**EXERCISE DATA:**

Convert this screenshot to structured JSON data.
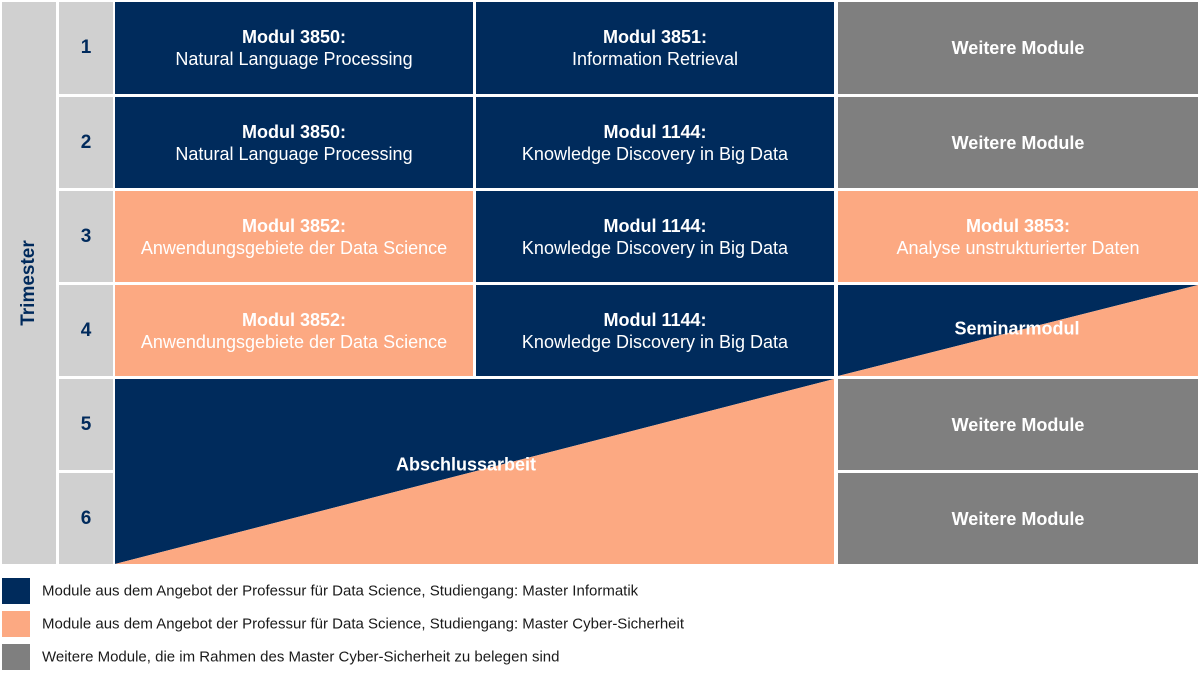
{
  "colors": {
    "informatik": "#002b5c",
    "cyber": "#fca982",
    "weitere": "#7f7f7f",
    "label_bg": "#d0d0d0",
    "number_text": "#002a5c"
  },
  "axis_label": "Trimester",
  "trimesters": [
    "1",
    "2",
    "3",
    "4",
    "5",
    "6"
  ],
  "rows": [
    {
      "col1": {
        "title": "Modul 3850:",
        "subtitle": "Natural Language Processing"
      },
      "col2": {
        "title": "Modul 3851:",
        "subtitle": "Information Retrieval"
      },
      "col3": {
        "title": "Weitere Module"
      }
    },
    {
      "col1": {
        "title": "Modul 3850:",
        "subtitle": "Natural Language Processing"
      },
      "col2": {
        "title": "Modul 1144:",
        "subtitle": "Knowledge Discovery in Big Data"
      },
      "col3": {
        "title": "Weitere Module"
      }
    },
    {
      "col1": {
        "title": "Modul 3852:",
        "subtitle": "Anwendungsgebiete der Data Science"
      },
      "col2": {
        "title": "Modul 1144:",
        "subtitle": "Knowledge Discovery in Big Data"
      },
      "col3": {
        "title": "Modul 3853:",
        "subtitle": "Analyse unstrukturierter Daten"
      }
    },
    {
      "col1": {
        "title": "Modul 3852:",
        "subtitle": "Anwendungsgebiete der Data Science"
      },
      "col2": {
        "title": "Modul 1144:",
        "subtitle": "Knowledge Discovery in Big Data"
      },
      "col3": {
        "title": "Seminarmodul"
      }
    },
    {
      "col3": {
        "title": "Weitere Module"
      }
    },
    {
      "col3": {
        "title": "Weitere Module"
      }
    }
  ],
  "abschluss": "Abschlussarbeit",
  "legend": [
    {
      "label": "Module aus dem Angebot der Professur für Data Science, Studiengang: Master Informatik"
    },
    {
      "label": "Module aus dem Angebot der Professur für Data Science, Studiengang: Master Cyber-Sicherheit"
    },
    {
      "label": "Weitere Module, die im Rahmen des Master Cyber-Sicherheit zu belegen sind"
    }
  ]
}
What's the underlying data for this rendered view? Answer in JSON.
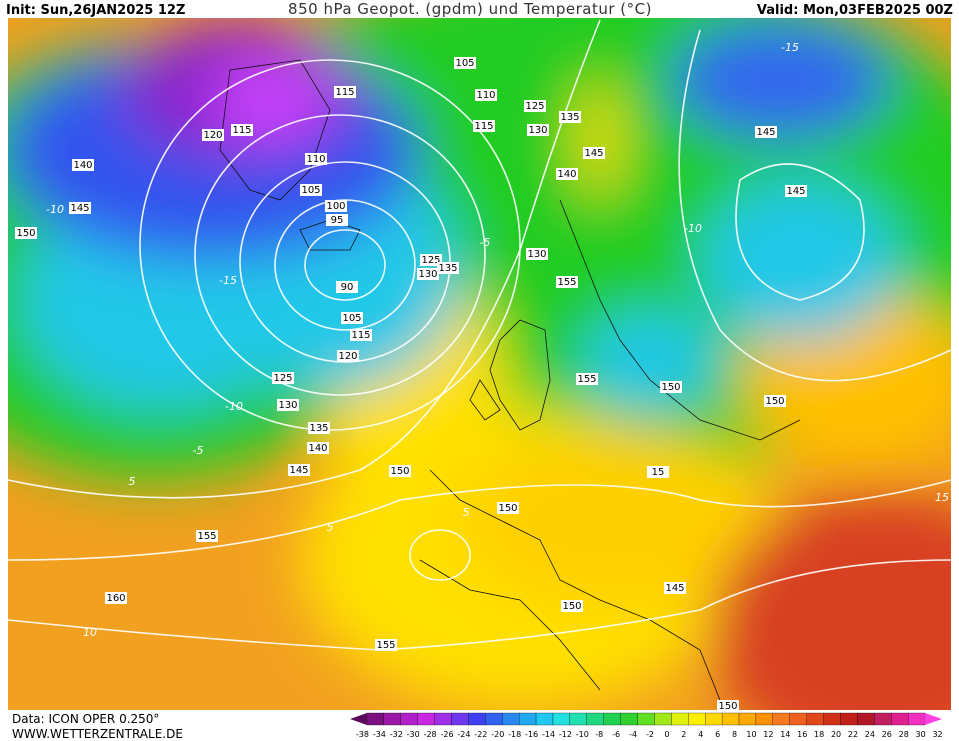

**WHAT THE EXERCISE ASKS:**
Transcribe the material exactly, and leave out whatever pictures it holds.

**REPLY TO THE TASK:**
Convert this screenshot to structured JSON data.
{
  "colors": {
    "informatik": "#002b5c",
    "cyber": "#fca982",
    "weitere": "#7f7f7f",
    "label_bg": "#d0d0d0",
    "number_text": "#002a5c"
  },
  "axis_label": "Trimester",
  "trimesters": [
    "1",
    "2",
    "3",
    "4",
    "5",
    "6"
  ],
  "rows": [
    {
      "col1": {
        "title": "Modul 3850:",
        "subtitle": "Natural Language Processing"
      },
      "col2": {
        "title": "Modul 3851:",
        "subtitle": "Information Retrieval"
      },
      "col3": {
        "title": "Weitere Module"
      }
    },
    {
      "col1": {
        "title": "Modul 3850:",
        "subtitle": "Natural Language Processing"
      },
      "col2": {
        "title": "Modul 1144:",
        "subtitle": "Knowledge Discovery in Big Data"
      },
      "col3": {
        "title": "Weitere Module"
      }
    },
    {
      "col1": {
        "title": "Modul 3852:",
        "subtitle": "Anwendungsgebiete der Data Science"
      },
      "col2": {
        "title": "Modul 1144:",
        "subtitle": "Knowledge Discovery in Big Data"
      },
      "col3": {
        "title": "Modul 3853:",
        "subtitle": "Analyse unstrukturierter Daten"
      }
    },
    {
      "col1": {
        "title": "Modul 3852:",
        "subtitle": "Anwendungsgebiete der Data Science"
      },
      "col2": {
        "title": "Modul 1144:",
        "subtitle": "Knowledge Discovery in Big Data"
      },
      "col3": {
        "title": "Seminarmodul"
      }
    },
    {
      "col3": {
        "title": "Weitere Module"
      }
    },
    {
      "col3": {
        "title": "Weitere Module"
      }
    }
  ],
  "abschluss": "Abschlussarbeit",
  "legend": [
    {
      "label": "Module aus dem Angebot der Professur für Data Science, Studiengang: Master Informatik"
    },
    {
      "label": "Module aus dem Angebot der Professur für Data Science, Studiengang: Master Cyber-Sicherheit"
    },
    {
      "label": "Weitere Module, die im Rahmen des Master Cyber-Sicherheit zu belegen sind"
    }
  ]
}
What's the underlying data for this rendered view? Answer in JSON.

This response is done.